Required work. Which lines of the data contain the string "Prätor"? Copy every one.

Information given.
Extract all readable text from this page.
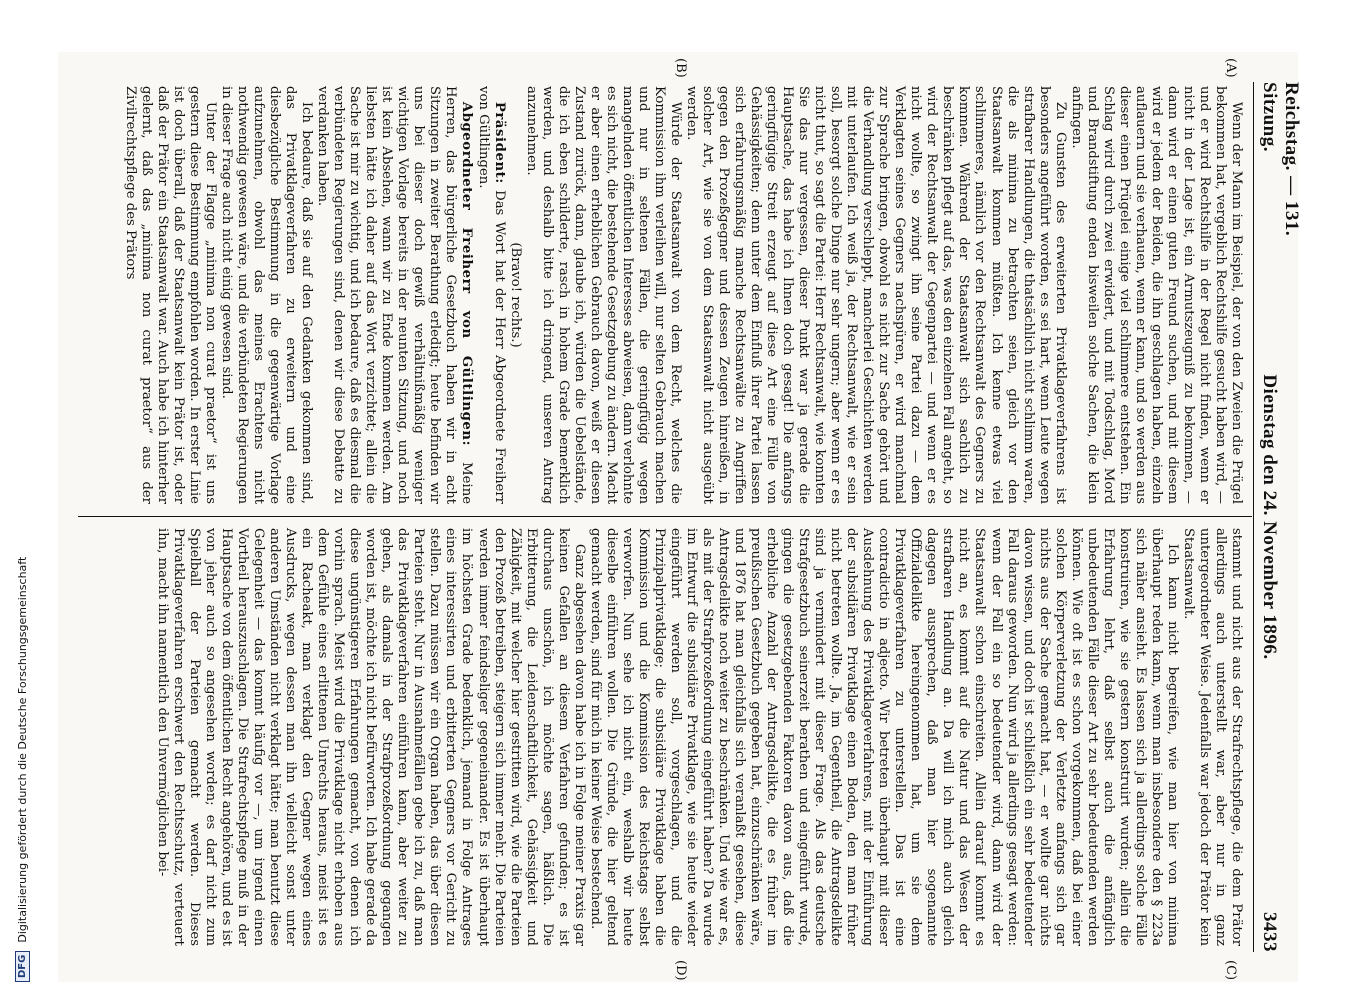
Reichstag. — 131. Sitzung.
Dienstag den 24. November 1896.
3433
(A)
(B)
(C)
(D)

Wenn der Mann im Beispiel, der von den Zweien die Prügel bekommen hat, vergeblich Rechtshilfe gesucht haben wird, — und er wird Rechtshilfe in der Regel nicht finden, wenn er nicht in der Lage ist, ein Armutszeugniß zu bekommen, — dann wird er einen guten Freund suchen, und mit diesem wird er jedem der Beiden, die ihn geschlagen haben, einzeln auflauern und sie verhauen, wenn er kann, und so werden aus dieser einen Prügelei einige viel schlimmere entstehen. Ein Schlag wird durch zwei erwidert, und mit Todschlag, Mord und Brandstiftung enden bisweilen solche Sachen, die klein anfingen.

Zu Gunsten des erweiterten Privatklageverfahrens ist besonders angeführt worden, es sei hart, wenn Leute wegen strafbarer Handlungen, die thatsächlich nicht schlimm waren, die als minima zu betrachten seien, gleich vor den Staatsanwalt kommen müßten. Ich kenne etwas viel schlimmeres, nämlich vor den Rechtsanwalt des Gegners zu kommen. Während der Staatsanwalt sich sachlich zu beschränken pflegt auf das, was den einzelnen Fall angeht, so wird der Rechtsanwalt der Gegenpartei — und wenn er es nicht wollte, so zwingt ihn seine Partei dazu — dem Verklagten seines Gegners nachspüren, er wird manchmal zur Sprache bringen, obwohl es nicht zur Sache gehört und die Verhandlung verschleppt, mancherlei Geschichten werden mit unterlaufen. Ich weiß ja, der Rechtsanwalt, wie er sein soll, besorgt solche Dinge nur sehr ungern; aber wenn er es nicht thut, so sagt die Partei: Herr Rechtsanwalt, wie konnten Sie das nur vergessen, dieser Punkt war ja gerade die Hauptsache, das habe ich Ihnen doch gesagt! Die anfangs geringfügige Streit erzeugt auf diese Art eine Fülle von Gehässigkeiten; denn unter dem Einfluß ihrer Partei lassen sich erfahrungsmäßig manche Rechtsanwälte zu Angriffen gegen den Prozeßgegner und dessen Zeugen hinreißen, in solcher Art, wie sie von dem Staatsanwalt nicht ausgeübt werden.

Würde der Staatsanwalt von dem Recht, welches die Kommission ihm verleihen will, nur selten Gebrauch machen und nur in seltenen Fällen, die geringfügig wegen mangelnden öffentlichen Interesses abweisen, dann verlohnte es sich nicht, die bestehende Gesetzgebung zu ändern. Macht er aber einen erheblichen Gebrauch davon, weiß er diesen Zustand zurück, dann, glaube ich, würden die Uebelstände, die ich eben schilderte, rasch in hohem Grade bemerklich werden, und deshalb bitte ich dringend, unseren Antrag anzunehmen.

(Bravo! rechts.)

Präsident: Das Wort hat der Herr Abgeordnete Freiherr von Gültlingen.

Abgeordneter Freiherr von Gültlingen: Meine Herren, das bürgerliche Gesetzbuch haben wir in acht Sitzungen in zweiter Berathung erledigt; heute befinden wir uns bei dieser doch gewiß verhältnißmäßig weniger wichtigen Vorlage bereits in der neunten Sitzung, und noch ist kein Absehen, wann wir zu Ende kommen werden. Am liebsten hätte ich daher auf das Wort verzichtet; allein die Sache ist mir zu wichtig, und ich bedaure, daß es diesmal die verbündeten Regierungen sind, denen wir diese Debatte zu verdanken haben.

Ich bedaure, daß sie auf den Gedanken gekommen sind, das Privatklageverfahren zu erweitern und eine diesbezügliche Bestimmung in die gegenwärtige Vorlage aufzunehmen, obwohl das meines Erachtens nicht nothwendig gewesen wäre, und die verbündeten Regierungen in dieser Frage auch nicht einig gewesen sind.

Unter der Flagge „minima non curat praetor“ ist uns gestern diese Bestimmung empfohlen worden. In erster Linie ist doch überall, daß der Staatsanwalt kein Prätor ist, oder daß der Prätor ein Staatsanwalt war. Auch habe ich hinterher gelernt, daß das „minima non curat praetor“ aus der Zivilrechtspflege des Prätors

stammt und nicht aus der Strafrechtspflege, die dem Prätor allerdings auch unterstellt war, aber nur in ganz untergeordneter Weise. Jedenfalls war jedoch der Prätor kein Staatsanwalt.

Ich kann nicht begreifen, wie man hier von minima überhaupt reden kann, wenn man insbesondere den § 223a sich näher ansieht. Es lassen sich ja allerdings solche Fälle konstruiren, wie sie gestern konstruirt wurden; allein die Erfahrung lehrt, daß selbst auch die anfänglich unbedeutenden Fälle dieser Art zu sehr bedeutenden werden können. Wie oft ist es schon vorgekommen, daß bei einer solchen Körperverletzung der Verletzte anfangs sich gar nichts aus der Sache gemacht hat, — er wollte gar nichts davon wissen, und doch ist schließlich ein sehr bedeutender Fall daraus geworden. Nun wird ja allerdings gesagt werden: wenn der Fall ein so bedeutender wird, dann wird der Staatsanwalt schon einschreiten. Allein darauf kommt es nicht an, es kommt auf die Natur und das Wesen der strafbaren Handlung an. Da will ich mich auch gleich dagegen aussprechen, daß man hier sogenannte Offizialdelikte hereingenommen hat, um sie dem Privatklageverfahren zu unterstellen. Das ist eine contradictio in adjecto. Wir betreten überhaupt mit dieser Ausdehnung des Privatklageverfahrens, mit der Einführung der subsidiären Privatklage einen Boden, den man früher nicht betreten wollte. Ja, im Gegentheil, die Antragsdelikte sind ja vermindert mit dieser Frage. Als das deutsche Strafgesetzbuch seinerzeit berathen und eingeführt wurde, gingen die gesetzgebenden Faktoren davon aus, daß die erhebliche Anzahl der Antragsdelikte, die es früher im preußischen Gesetzbuch gegeben hat, einzuschränken wäre, und 1876 hat man gleichfalls sich veranlaßt gesehen, diese Antragsdelikte noch weiter zu beschränken. Und wie war es, als mit der Strafprozeßordnung eingeführt haben? Da wurde im Entwurf die subsidiäre Privatklage, wie sie heute wieder eingeführt werden soll, vorgeschlagen, und die Prinzipalprivatklage; die subsidiäre Privatklage haben die Kommission und die Kommission des Reichstags selbst verworfen. Nun sehe ich nicht ein, weshalb wir heute dieselbe einführen wollen. Die Gründe, die hier geltend gemacht werden, sind für mich in keiner Weise bestechend.

Ganz abgesehen davon habe ich in Folge meiner Praxis gar keinen Gefallen an diesem Verfahren gefunden; es ist durchaus unschön, ich möchte sagen, häßlich. Die Erbitterung, die Leidenschaftlichkeit, Gehässigkeit und Zähigkeit, mit welcher hier gestritten wird, wie die Parteien den Prozeß betreiben, steigern sich immer mehr. Die Parteien werden immer feindseliger gegeneinander. Es ist überhaupt im höchsten Grade bedenklich, jemand in Folge Antrages eines interessirten und erbitterten Gegners vor Gericht zu stellen. Dazu müssen wir ein Organ haben, das über diesen Parteien steht. Nur in Ausnahmefällen gebe ich zu, daß man das Privatklageverfahren einführen kann, aber weiter zu gehen, als damals in der Strafprozeßordnung gegangen worden ist, möchte ich nicht befürworten. Ich habe gerade da diese ungünstigeren Erfahrungen gemacht, von denen ich vorhin sprach. Meist wird die Privatklage nicht erhoben aus dem Gefühle eines erlittenen Unrechts heraus, meist ist es ein Racheakt, man verklagt den Gegner wegen eines Ausdrucks, wegen dessen man ihn vielleicht sonst unter anderen Umständen nicht verklagt hätte; man benutzt diese Gelegenheit — das kommt häufig vor —, um irgend einen Vortheil herauszuschlagen. Die Strafrechtspflege muß in der Hauptsache von dem öffentlichen Recht angehören, und es ist von jeher auch so angesehen worden; es darf nicht zum Spielball der Parteien gemacht werden. Dieses Privatklageverfahren erschwert den Rechtsschutz, verteuert ihn, macht ihn namentlich den Unvermöglichen bei-

DFG
Digitalisierung gefördert durch die Deutsche Forschungsgemeinschaft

Finished task.
Unter der Flagge „minima non curat praetor“ ist uns gestern diese Bestimmung empfohlen worden. In erster Linie ist doch überall, daß der Staatsanwalt kein Prätor ist, oder daß der Prätor ein Staatsanwalt war. Auch habe ich hinterher gelernt, daß das „minima non curat praetor“ aus der Zivilrechtspflege des Prätors
stammt und nicht aus der Strafrechtspflege, die dem Prätor allerdings auch unterstellt war, aber nur in ganz untergeordneter Weise. Jedenfalls war jedoch der Prätor kein Staatsanwalt.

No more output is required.